* start *

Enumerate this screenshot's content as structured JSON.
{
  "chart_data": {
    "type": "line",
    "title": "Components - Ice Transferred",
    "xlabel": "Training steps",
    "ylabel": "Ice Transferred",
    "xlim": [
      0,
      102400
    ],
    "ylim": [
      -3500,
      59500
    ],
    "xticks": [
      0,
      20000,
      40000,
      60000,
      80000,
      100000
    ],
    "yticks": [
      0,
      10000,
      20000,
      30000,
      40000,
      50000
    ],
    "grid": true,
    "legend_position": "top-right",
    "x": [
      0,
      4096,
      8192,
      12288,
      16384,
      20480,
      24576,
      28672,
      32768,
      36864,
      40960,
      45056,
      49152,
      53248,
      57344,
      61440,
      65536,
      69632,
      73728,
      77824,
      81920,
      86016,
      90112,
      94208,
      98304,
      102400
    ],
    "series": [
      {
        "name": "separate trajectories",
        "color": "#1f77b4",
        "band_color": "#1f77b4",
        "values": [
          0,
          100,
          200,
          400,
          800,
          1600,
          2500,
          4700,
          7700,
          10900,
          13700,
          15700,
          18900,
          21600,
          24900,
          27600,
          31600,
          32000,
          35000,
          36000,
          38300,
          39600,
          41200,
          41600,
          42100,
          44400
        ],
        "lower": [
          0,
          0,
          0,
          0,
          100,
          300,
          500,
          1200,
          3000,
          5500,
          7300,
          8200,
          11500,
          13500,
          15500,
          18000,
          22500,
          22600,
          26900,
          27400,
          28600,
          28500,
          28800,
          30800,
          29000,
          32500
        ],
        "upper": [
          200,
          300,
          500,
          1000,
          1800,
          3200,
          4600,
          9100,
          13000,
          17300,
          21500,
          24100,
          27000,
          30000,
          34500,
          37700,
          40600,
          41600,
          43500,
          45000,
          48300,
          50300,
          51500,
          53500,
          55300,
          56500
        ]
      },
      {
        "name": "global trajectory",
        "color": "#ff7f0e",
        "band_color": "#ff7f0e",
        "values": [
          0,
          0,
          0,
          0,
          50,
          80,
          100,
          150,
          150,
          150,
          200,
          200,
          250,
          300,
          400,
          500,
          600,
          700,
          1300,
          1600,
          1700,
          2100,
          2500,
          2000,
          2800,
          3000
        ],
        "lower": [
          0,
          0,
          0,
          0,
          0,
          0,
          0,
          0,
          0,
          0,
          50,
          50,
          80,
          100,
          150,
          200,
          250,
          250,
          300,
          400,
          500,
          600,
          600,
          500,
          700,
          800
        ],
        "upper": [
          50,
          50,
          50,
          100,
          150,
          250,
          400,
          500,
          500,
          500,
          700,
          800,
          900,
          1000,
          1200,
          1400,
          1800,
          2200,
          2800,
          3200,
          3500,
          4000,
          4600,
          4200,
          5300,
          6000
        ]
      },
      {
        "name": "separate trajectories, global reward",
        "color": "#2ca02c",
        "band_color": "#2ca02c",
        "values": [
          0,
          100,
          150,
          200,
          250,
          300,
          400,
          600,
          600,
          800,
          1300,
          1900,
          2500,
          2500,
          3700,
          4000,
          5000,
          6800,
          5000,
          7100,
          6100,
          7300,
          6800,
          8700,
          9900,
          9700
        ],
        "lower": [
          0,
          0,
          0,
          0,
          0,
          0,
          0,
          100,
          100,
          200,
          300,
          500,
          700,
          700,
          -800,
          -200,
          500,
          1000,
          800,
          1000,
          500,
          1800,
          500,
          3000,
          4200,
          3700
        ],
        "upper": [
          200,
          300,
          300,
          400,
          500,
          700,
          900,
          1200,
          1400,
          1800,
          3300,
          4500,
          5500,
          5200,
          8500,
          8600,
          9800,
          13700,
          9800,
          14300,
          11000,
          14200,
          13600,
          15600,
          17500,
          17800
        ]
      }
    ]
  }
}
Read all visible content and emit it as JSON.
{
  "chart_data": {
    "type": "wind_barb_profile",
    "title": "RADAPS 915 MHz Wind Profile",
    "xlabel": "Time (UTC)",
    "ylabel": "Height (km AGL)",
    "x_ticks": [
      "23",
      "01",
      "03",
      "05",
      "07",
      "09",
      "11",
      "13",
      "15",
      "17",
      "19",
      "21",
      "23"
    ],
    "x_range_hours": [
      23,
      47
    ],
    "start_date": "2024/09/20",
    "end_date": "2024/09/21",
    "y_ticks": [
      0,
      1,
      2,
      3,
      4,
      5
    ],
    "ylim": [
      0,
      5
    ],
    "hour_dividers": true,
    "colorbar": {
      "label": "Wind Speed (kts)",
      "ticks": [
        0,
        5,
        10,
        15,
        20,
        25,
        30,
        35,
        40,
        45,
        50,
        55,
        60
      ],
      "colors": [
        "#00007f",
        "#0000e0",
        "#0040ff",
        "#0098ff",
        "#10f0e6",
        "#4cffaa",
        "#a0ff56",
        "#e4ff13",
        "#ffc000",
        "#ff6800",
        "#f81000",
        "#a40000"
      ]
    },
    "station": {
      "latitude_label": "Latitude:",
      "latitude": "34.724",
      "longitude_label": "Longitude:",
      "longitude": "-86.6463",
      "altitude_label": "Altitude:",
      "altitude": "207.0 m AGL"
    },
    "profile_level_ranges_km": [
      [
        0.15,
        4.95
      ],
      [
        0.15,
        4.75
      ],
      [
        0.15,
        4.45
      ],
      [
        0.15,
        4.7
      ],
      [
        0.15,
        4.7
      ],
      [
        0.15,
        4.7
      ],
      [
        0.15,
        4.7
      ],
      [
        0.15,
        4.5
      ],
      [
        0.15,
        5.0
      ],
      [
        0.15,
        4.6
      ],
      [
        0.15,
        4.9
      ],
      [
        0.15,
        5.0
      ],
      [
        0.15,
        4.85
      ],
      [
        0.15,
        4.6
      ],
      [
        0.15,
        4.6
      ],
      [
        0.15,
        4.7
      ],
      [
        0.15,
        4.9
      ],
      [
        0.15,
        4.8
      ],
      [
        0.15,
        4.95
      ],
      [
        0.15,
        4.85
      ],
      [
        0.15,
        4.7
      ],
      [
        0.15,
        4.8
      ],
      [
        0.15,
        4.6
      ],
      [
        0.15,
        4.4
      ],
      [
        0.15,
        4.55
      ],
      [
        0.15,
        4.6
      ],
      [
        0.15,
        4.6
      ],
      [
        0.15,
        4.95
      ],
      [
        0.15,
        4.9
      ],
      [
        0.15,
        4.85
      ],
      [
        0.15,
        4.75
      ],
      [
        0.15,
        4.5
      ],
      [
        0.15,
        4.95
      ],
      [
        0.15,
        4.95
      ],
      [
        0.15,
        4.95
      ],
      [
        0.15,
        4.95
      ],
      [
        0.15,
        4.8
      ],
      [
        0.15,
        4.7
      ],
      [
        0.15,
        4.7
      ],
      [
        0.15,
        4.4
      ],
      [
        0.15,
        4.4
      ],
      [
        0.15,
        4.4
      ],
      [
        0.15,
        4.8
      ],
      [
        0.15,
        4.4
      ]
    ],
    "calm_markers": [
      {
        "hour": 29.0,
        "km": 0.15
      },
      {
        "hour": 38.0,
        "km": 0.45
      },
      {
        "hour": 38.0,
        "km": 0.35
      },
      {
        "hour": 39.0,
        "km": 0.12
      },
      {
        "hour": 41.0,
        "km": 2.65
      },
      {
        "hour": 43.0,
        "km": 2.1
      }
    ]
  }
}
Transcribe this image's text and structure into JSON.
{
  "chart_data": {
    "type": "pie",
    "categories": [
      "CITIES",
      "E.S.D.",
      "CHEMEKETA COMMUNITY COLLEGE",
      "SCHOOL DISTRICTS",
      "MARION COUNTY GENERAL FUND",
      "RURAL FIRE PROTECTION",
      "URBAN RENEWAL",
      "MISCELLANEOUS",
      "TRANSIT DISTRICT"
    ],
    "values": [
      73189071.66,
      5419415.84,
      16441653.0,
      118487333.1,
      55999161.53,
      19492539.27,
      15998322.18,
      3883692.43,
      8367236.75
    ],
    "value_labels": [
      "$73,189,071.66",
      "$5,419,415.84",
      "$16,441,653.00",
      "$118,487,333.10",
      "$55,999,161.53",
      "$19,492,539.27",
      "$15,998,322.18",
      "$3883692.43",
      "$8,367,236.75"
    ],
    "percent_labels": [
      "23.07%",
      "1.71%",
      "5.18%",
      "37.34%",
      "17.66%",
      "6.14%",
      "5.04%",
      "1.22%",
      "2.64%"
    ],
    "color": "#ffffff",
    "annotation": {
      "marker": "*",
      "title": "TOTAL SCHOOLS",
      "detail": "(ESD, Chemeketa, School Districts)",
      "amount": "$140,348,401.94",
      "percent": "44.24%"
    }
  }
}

* end *

WHAT TO DO: Locate the word "content" in the entries, and copy every line where it is found.

TASK RESULT:
Enumerate this screenshot's content as structured JSON.
Read all visible content and emit it as JSON.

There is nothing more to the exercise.